▸ Instructions for the task: Copy out the data exactly, leaving the pictures behind.

▸ Given records:
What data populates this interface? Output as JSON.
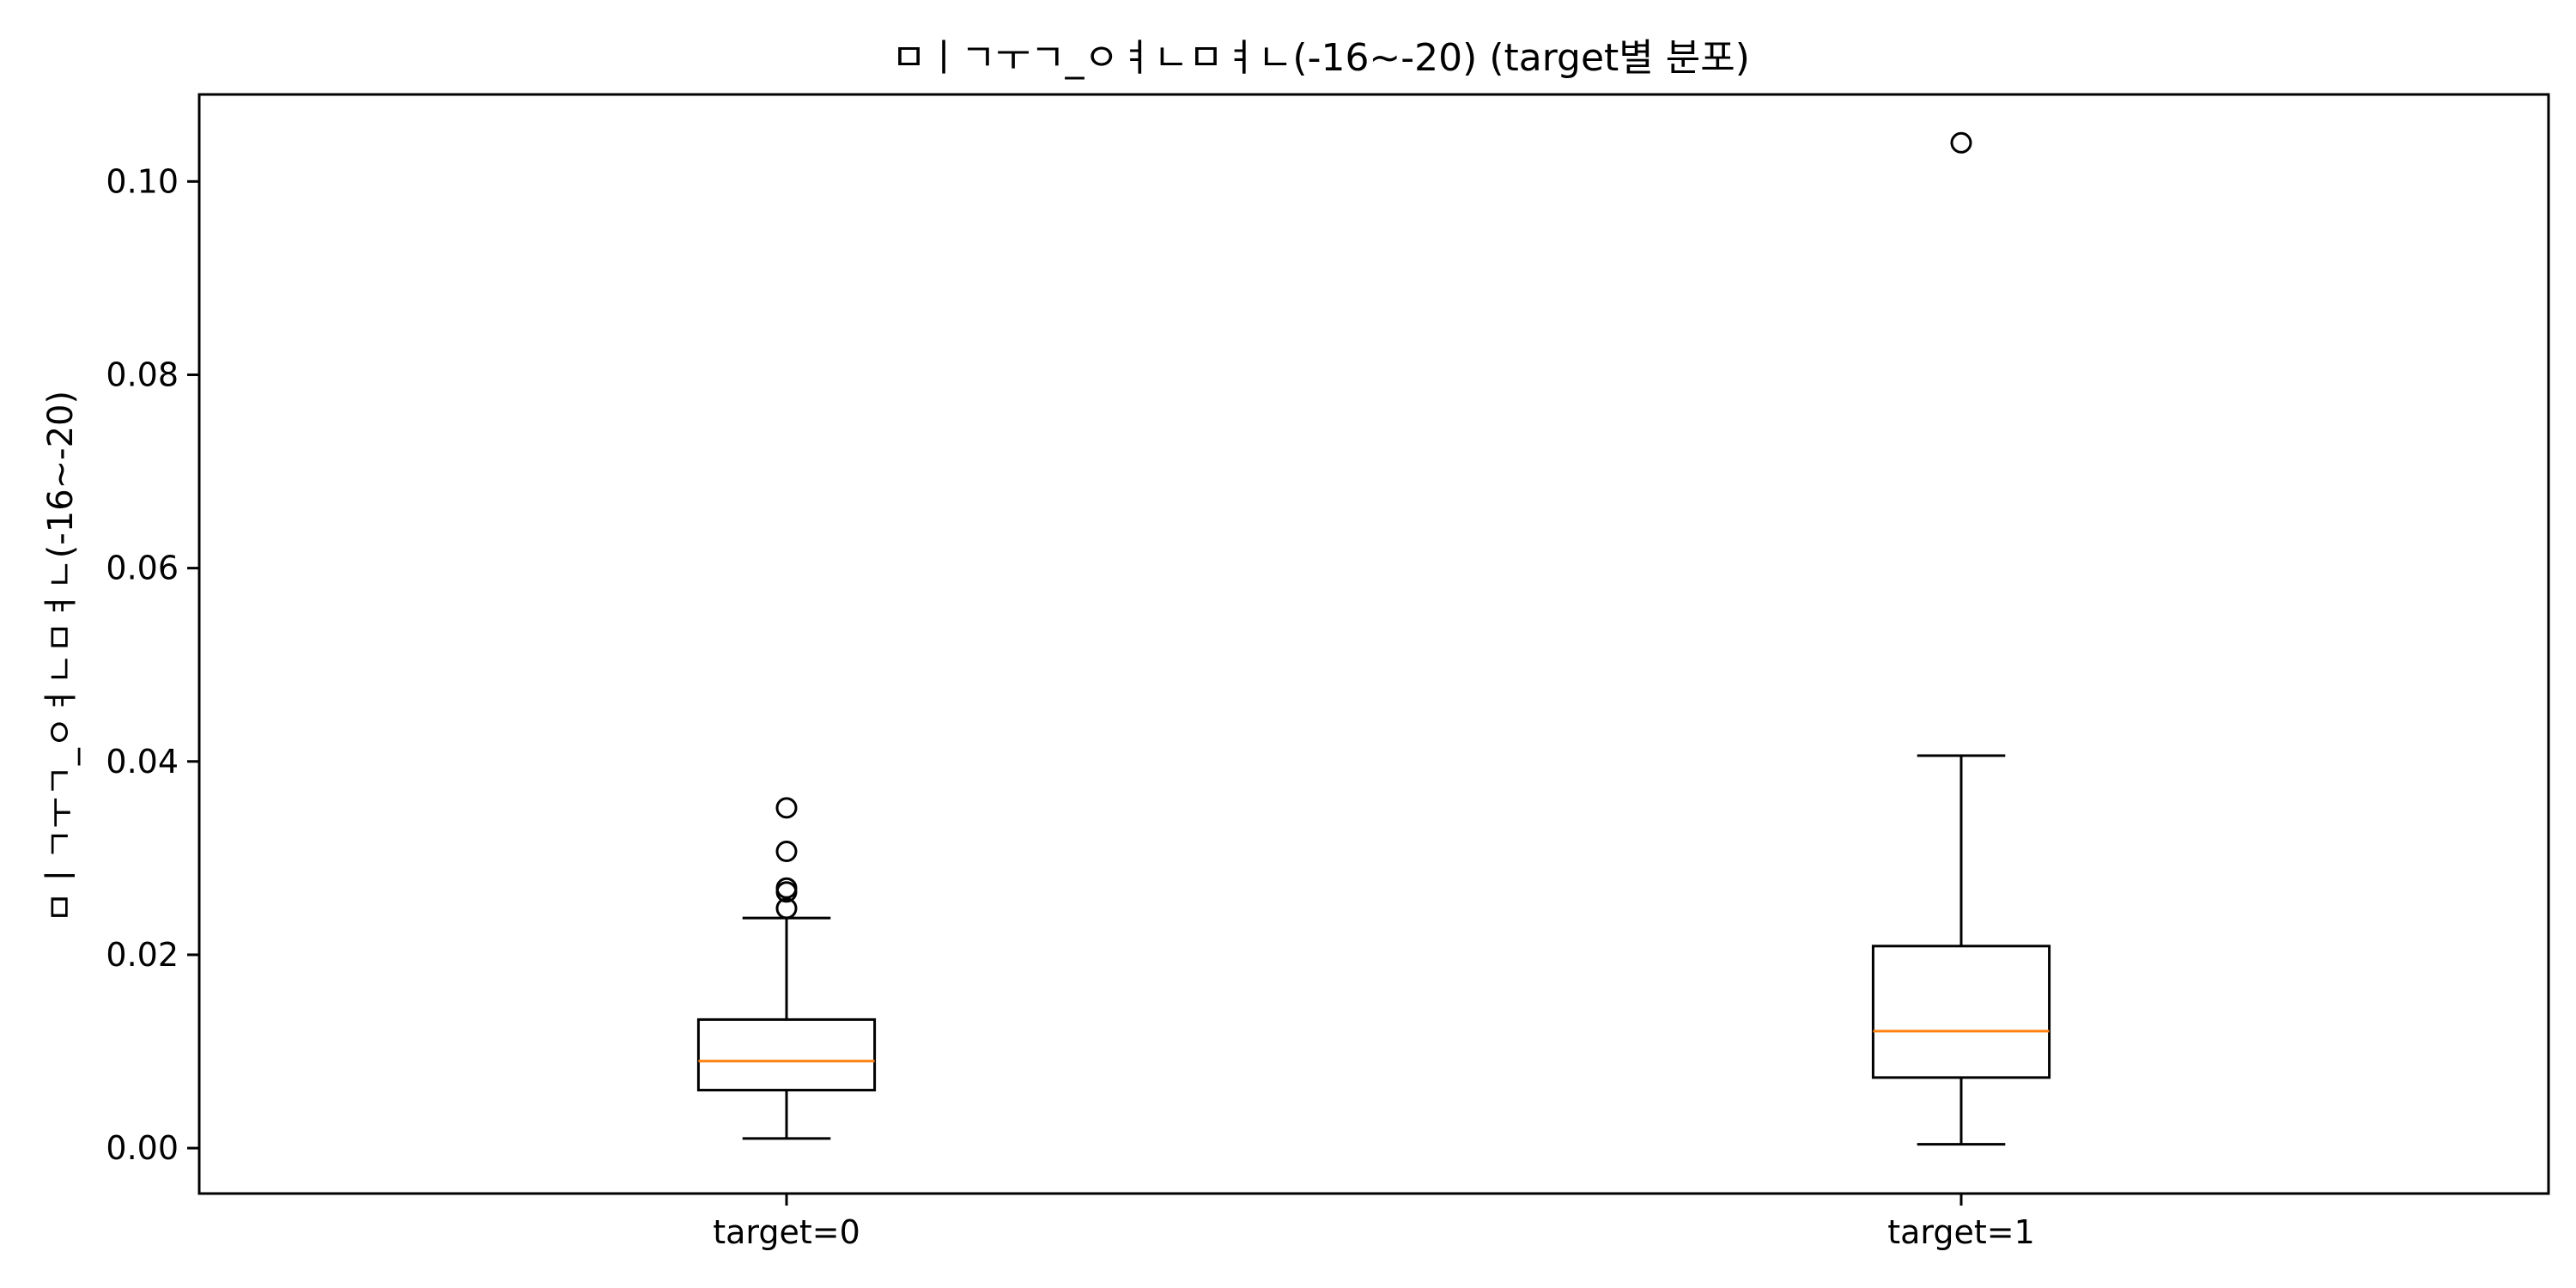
{
  "chart_data": {
    "type": "box",
    "title": "ㅁㅣㄱㅜㄱ_ㅇㅕㄴㅁㅕㄴ(-16~-20) (target별 분포)",
    "ylabel": "ㅁㅣㄱㅜㄱ_ㅇㅕㄴㅁㅕㄴ(-16~-20)",
    "xlabel": "",
    "ylim": [
      -0.0047,
      0.109
    ],
    "yticks": [
      0.0,
      0.02,
      0.04,
      0.06,
      0.08,
      0.1
    ],
    "ytick_labels": [
      "0.00",
      "0.02",
      "0.04",
      "0.06",
      "0.08",
      "0.10"
    ],
    "categories": [
      "target=0",
      "target=1"
    ],
    "boxes": [
      {
        "name": "target=0",
        "whisker_low": 0.001,
        "q1": 0.006,
        "median": 0.009,
        "q3": 0.0133,
        "whisker_high": 0.0238,
        "outliers": [
          0.0248,
          0.0265,
          0.0269,
          0.0307,
          0.0352
        ]
      },
      {
        "name": "target=1",
        "whisker_low": 0.0004,
        "q1": 0.0073,
        "median": 0.0121,
        "q3": 0.0209,
        "whisker_high": 0.0406,
        "outliers": [
          0.104
        ]
      }
    ],
    "colors": {
      "box": "#000000",
      "median": "#ff7f0e",
      "outlier": "#000000"
    },
    "grid": false,
    "legend": "none"
  }
}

▸ Answer to this problem:
What data populates this interface? Output as JSON.
{
  "chart_data": {
    "type": "box",
    "title": "ㅁㅣㄱㅜㄱ_ㅇㅕㄴㅁㅕㄴ(-16~-20) (target별 분포)",
    "ylabel": "ㅁㅣㄱㅜㄱ_ㅇㅕㄴㅁㅕㄴ(-16~-20)",
    "xlabel": "",
    "ylim": [
      -0.0047,
      0.109
    ],
    "yticks": [
      0.0,
      0.02,
      0.04,
      0.06,
      0.08,
      0.1
    ],
    "ytick_labels": [
      "0.00",
      "0.02",
      "0.04",
      "0.06",
      "0.08",
      "0.10"
    ],
    "categories": [
      "target=0",
      "target=1"
    ],
    "boxes": [
      {
        "name": "target=0",
        "whisker_low": 0.001,
        "q1": 0.006,
        "median": 0.009,
        "q3": 0.0133,
        "whisker_high": 0.0238,
        "outliers": [
          0.0248,
          0.0265,
          0.0269,
          0.0307,
          0.0352
        ]
      },
      {
        "name": "target=1",
        "whisker_low": 0.0004,
        "q1": 0.0073,
        "median": 0.0121,
        "q3": 0.0209,
        "whisker_high": 0.0406,
        "outliers": [
          0.104
        ]
      }
    ],
    "colors": {
      "box": "#000000",
      "median": "#ff7f0e",
      "outlier": "#000000"
    },
    "grid": false,
    "legend": "none"
  }
}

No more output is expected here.